■ TASK GOAL: Would you quote the material below in full and unchanged?
— START MATERIALS PROVIDED —
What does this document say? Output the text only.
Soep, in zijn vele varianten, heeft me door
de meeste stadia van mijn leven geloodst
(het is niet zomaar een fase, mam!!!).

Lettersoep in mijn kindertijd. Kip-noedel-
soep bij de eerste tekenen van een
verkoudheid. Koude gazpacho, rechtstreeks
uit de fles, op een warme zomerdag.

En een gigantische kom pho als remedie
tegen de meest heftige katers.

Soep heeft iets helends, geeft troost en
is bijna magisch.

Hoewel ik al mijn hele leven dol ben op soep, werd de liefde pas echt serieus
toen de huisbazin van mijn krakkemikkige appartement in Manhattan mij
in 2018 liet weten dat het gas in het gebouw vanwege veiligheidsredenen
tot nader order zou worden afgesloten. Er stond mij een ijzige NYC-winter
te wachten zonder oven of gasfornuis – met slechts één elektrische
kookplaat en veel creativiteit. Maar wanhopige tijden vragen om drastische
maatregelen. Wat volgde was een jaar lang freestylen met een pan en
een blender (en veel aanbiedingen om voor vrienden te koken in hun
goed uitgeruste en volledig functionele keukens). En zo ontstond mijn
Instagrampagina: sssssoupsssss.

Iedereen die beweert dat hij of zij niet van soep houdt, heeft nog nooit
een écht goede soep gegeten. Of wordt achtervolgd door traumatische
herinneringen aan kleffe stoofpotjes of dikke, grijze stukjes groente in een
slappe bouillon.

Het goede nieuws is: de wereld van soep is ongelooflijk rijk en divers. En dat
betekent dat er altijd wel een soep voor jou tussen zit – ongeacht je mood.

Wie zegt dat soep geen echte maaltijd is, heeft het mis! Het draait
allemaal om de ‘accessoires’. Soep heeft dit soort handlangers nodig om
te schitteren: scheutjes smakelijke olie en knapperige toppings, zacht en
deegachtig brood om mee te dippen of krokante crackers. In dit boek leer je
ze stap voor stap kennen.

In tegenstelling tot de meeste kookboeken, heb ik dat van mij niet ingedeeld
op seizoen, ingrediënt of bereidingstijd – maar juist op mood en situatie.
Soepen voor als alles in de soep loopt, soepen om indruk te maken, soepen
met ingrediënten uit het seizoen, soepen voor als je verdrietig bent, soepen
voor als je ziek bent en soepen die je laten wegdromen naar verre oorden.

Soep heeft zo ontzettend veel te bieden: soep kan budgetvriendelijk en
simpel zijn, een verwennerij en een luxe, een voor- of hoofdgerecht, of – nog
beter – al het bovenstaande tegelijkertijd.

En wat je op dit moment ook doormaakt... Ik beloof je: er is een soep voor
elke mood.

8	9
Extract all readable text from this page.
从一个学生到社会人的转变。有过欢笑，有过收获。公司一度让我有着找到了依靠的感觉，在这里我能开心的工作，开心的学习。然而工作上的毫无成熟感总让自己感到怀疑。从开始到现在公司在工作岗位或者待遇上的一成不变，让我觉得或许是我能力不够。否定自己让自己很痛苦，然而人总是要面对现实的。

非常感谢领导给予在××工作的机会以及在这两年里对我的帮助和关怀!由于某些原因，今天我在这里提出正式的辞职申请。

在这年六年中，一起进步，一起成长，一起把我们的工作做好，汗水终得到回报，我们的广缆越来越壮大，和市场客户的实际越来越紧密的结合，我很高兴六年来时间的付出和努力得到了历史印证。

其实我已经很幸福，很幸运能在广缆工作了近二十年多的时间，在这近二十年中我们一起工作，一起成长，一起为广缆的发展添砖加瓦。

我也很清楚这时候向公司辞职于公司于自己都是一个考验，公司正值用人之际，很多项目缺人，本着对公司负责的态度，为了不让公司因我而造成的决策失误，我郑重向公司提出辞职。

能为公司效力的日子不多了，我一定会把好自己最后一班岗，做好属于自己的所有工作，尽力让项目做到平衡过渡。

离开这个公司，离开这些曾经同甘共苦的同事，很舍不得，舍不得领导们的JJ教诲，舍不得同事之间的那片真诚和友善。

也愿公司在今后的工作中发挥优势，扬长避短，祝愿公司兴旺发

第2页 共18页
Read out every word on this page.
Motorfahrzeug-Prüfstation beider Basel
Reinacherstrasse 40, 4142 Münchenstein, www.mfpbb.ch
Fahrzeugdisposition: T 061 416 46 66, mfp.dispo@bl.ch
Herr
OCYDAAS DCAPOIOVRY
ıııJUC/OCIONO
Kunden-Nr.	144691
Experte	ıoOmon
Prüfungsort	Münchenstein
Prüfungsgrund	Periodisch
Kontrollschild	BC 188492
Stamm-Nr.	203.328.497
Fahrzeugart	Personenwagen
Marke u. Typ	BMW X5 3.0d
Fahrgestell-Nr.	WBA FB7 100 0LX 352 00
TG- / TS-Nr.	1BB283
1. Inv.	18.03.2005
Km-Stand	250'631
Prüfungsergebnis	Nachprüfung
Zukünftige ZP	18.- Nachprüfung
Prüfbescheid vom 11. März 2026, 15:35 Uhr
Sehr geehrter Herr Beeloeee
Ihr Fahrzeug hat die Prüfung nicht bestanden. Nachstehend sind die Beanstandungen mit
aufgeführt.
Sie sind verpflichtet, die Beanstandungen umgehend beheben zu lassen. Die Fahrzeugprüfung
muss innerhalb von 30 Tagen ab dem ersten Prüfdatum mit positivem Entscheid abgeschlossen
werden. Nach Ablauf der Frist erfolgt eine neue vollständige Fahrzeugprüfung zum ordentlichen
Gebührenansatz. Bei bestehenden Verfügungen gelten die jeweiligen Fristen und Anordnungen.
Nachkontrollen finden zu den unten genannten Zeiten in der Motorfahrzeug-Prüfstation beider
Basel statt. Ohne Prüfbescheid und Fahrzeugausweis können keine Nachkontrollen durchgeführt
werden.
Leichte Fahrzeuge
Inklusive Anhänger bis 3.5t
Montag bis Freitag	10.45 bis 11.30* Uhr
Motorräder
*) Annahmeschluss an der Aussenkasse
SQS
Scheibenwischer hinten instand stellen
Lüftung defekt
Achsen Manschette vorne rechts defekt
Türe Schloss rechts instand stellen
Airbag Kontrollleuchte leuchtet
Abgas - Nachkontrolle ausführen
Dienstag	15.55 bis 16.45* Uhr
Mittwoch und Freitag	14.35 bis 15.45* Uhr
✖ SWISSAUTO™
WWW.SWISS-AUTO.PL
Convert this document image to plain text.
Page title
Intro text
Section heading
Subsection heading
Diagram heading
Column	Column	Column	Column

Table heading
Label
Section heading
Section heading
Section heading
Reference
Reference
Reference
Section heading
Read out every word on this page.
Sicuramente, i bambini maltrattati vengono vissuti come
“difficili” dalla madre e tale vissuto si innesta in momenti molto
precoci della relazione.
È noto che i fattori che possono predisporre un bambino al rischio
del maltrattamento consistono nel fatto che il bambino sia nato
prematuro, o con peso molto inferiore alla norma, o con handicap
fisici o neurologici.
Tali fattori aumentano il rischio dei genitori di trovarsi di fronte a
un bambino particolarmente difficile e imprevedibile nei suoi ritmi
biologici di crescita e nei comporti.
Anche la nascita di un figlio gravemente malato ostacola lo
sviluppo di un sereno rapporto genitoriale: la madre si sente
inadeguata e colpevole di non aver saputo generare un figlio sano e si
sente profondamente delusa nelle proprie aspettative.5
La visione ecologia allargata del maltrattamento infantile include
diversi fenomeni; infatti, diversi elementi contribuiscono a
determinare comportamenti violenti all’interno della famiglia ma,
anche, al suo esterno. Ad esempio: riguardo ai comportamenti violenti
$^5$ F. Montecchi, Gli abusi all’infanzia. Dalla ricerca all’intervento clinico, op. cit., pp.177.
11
— END MATERIALS PROVIDED —
■ EXERCISE ANSWER:
What does this document say? Output the text only.
Soep, in zijn vele varianten, heeft me door
de meeste stadia van mijn leven geloodst
(het is niet zomaar een fase, mam!!!).

Lettersoep in mijn kindertijd. Kip-noedel-
soep bij de eerste tekenen van een
verkoudheid. Koude gazpacho, rechtstreeks
uit de fles, op een warme zomerdag.

En een gigantische kom pho als remedie
tegen de meest heftige katers.

Soep heeft iets helends, geeft troost en
is bijna magisch.

Hoewel ik al mijn hele leven dol ben op soep, werd de liefde pas echt serieus
toen de huisbazin van mijn krakkemikkige appartement in Manhattan mij
in 2018 liet weten dat het gas in het gebouw vanwege veiligheidsredenen
tot nader order zou worden afgesloten. Er stond mij een ijzige NYC-winter
te wachten zonder oven of gasfornuis – met slechts één elektrische
kookplaat en veel creativiteit. Maar wanhopige tijden vragen om drastische
maatregelen. Wat volgde was een jaar lang freestylen met een pan en
een blender (en veel aanbiedingen om voor vrienden te koken in hun
goed uitgeruste en volledig functionele keukens). En zo ontstond mijn
Instagrampagina: sssssoupsssss.

Iedereen die beweert dat hij of zij niet van soep houdt, heeft nog nooit
een écht goede soep gegeten. Of wordt achtervolgd door traumatische
herinneringen aan kleffe stoofpotjes of dikke, grijze stukjes groente in een
slappe bouillon.

Het goede nieuws is: de wereld van soep is ongelooflijk rijk en divers. En dat
betekent dat er altijd wel een soep voor jou tussen zit – ongeacht je mood.

Wie zegt dat soep geen echte maaltijd is, heeft het mis! Het draait
allemaal om de ‘accessoires’. Soep heeft dit soort handlangers nodig om
te schitteren: scheutjes smakelijke olie en knapperige toppings, zacht en
deegachtig brood om mee te dippen of krokante crackers. In dit boek leer je
ze stap voor stap kennen.

In tegenstelling tot de meeste kookboeken, heb ik dat van mij niet ingedeeld
op seizoen, ingrediënt of bereidingstijd – maar juist op mood en situatie.
Soepen voor als alles in de soep loopt, soepen om indruk te maken, soepen
met ingrediënten uit het seizoen, soepen voor als je verdrietig bent, soepen
voor als je ziek bent en soepen die je laten wegdromen naar verre oorden.

Soep heeft zo ontzettend veel te bieden: soep kan budgetvriendelijk en
simpel zijn, een verwennerij en een luxe, een voor- of hoofdgerecht, of – nog
beter – al het bovenstaande tegelijkertijd.

En wat je op dit moment ook doormaakt... Ik beloof je: er is een soep voor
elke mood.

8	9
Extract all readable text from this page.
从一个学生到社会人的转变。有过欢笑，有过收获。公司一度让我有着找到了依靠的感觉，在这里我能开心的工作，开心的学习。然而工作上的毫无成熟感总让自己感到怀疑。从开始到现在公司在工作岗位或者待遇上的一成不变，让我觉得或许是我能力不够。否定自己让自己很痛苦，然而人总是要面对现实的。

非常感谢领导给予在××工作的机会以及在这两年里对我的帮助和关怀!由于某些原因，今天我在这里提出正式的辞职申请。

在这年六年中，一起进步，一起成长，一起把我们的工作做好，汗水终得到回报，我们的广缆越来越壮大，和市场客户的实际越来越紧密的结合，我很高兴六年来时间的付出和努力得到了历史印证。

其实我已经很幸福，很幸运能在广缆工作了近二十年多的时间，在这近二十年中我们一起工作，一起成长，一起为广缆的发展添砖加瓦。

我也很清楚这时候向公司辞职于公司于自己都是一个考验，公司正值用人之际，很多项目缺人，本着对公司负责的态度，为了不让公司因我而造成的决策失误，我郑重向公司提出辞职。

能为公司效力的日子不多了，我一定会把好自己最后一班岗，做好属于自己的所有工作，尽力让项目做到平衡过渡。

离开这个公司，离开这些曾经同甘共苦的同事，很舍不得，舍不得领导们的JJ教诲，舍不得同事之间的那片真诚和友善。

也愿公司在今后的工作中发挥优势，扬长避短，祝愿公司兴旺发

第2页 共18页
Read out every word on this page.
Motorfahrzeug-Prüfstation beider Basel
Reinacherstrasse 40, 4142 Münchenstein, www.mfpbb.ch
Fahrzeugdisposition: T 061 416 46 66, mfp.dispo@bl.ch
Herr
OCYDAAS DCAPOIOVRY
ıııJUC/OCIONO
Kunden-Nr.	144691
Experte	ıoOmon
Prüfungsort	Münchenstein
Prüfungsgrund	Periodisch
Kontrollschild	BC 188492
Stamm-Nr.	203.328.497
Fahrzeugart	Personenwagen
Marke u. Typ	BMW X5 3.0d
Fahrgestell-Nr.	WBA FB7 100 0LX 352 00
TG- / TS-Nr.	1BB283
1. Inv.	18.03.2005
Km-Stand	250'631
Prüfungsergebnis	Nachprüfung
Zukünftige ZP	18.- Nachprüfung
Prüfbescheid vom 11. März 2026, 15:35 Uhr
Sehr geehrter Herr Beeloeee
Ihr Fahrzeug hat die Prüfung nicht bestanden. Nachstehend sind die Beanstandungen mit
aufgeführt.
Sie sind verpflichtet, die Beanstandungen umgehend beheben zu lassen. Die Fahrzeugprüfung
muss innerhalb von 30 Tagen ab dem ersten Prüfdatum mit positivem Entscheid abgeschlossen
werden. Nach Ablauf der Frist erfolgt eine neue vollständige Fahrzeugprüfung zum ordentlichen
Gebührenansatz. Bei bestehenden Verfügungen gelten die jeweiligen Fristen und Anordnungen.
Nachkontrollen finden zu den unten genannten Zeiten in der Motorfahrzeug-Prüfstation beider
Basel statt. Ohne Prüfbescheid und Fahrzeugausweis können keine Nachkontrollen durchgeführt
werden.
Leichte Fahrzeuge
Inklusive Anhänger bis 3.5t
Montag bis Freitag	10.45 bis 11.30* Uhr
Motorräder
*) Annahmeschluss an der Aussenkasse
SQS
Scheibenwischer hinten instand stellen
Lüftung defekt
Achsen Manschette vorne rechts defekt
Türe Schloss rechts instand stellen
Airbag Kontrollleuchte leuchtet
Abgas - Nachkontrolle ausführen
Dienstag	15.55 bis 16.45* Uhr
Mittwoch und Freitag	14.35 bis 15.45* Uhr
✖ SWISSAUTO™
WWW.SWISS-AUTO.PL
Convert this document image to plain text.
Page title
Intro text
Section heading
Subsection heading
Diagram heading
Column	Column	Column	Column

Table heading
Label
Section heading
Section heading
Section heading
Reference
Reference
Reference
Section heading
Read out every word on this page.
Sicuramente, i bambini maltrattati vengono vissuti come
“difficili” dalla madre e tale vissuto si innesta in momenti molto
precoci della relazione.
È noto che i fattori che possono predisporre un bambino al rischio
del maltrattamento consistono nel fatto che il bambino sia nato
prematuro, o con peso molto inferiore alla norma, o con handicap
fisici o neurologici.
Tali fattori aumentano il rischio dei genitori di trovarsi di fronte a
un bambino particolarmente difficile e imprevedibile nei suoi ritmi
biologici di crescita e nei comporti.
Anche la nascita di un figlio gravemente malato ostacola lo
sviluppo di un sereno rapporto genitoriale: la madre si sente
inadeguata e colpevole di non aver saputo generare un figlio sano e si
sente profondamente delusa nelle proprie aspettative.5
La visione ecologia allargata del maltrattamento infantile include
diversi fenomeni; infatti, diversi elementi contribuiscono a
determinare comportamenti violenti all’interno della famiglia ma,
anche, al suo esterno. Ad esempio: riguardo ai comportamenti violenti
$^5$ F. Montecchi, Gli abusi all’infanzia. Dalla ricerca all’intervento clinico, op. cit., pp.177.
11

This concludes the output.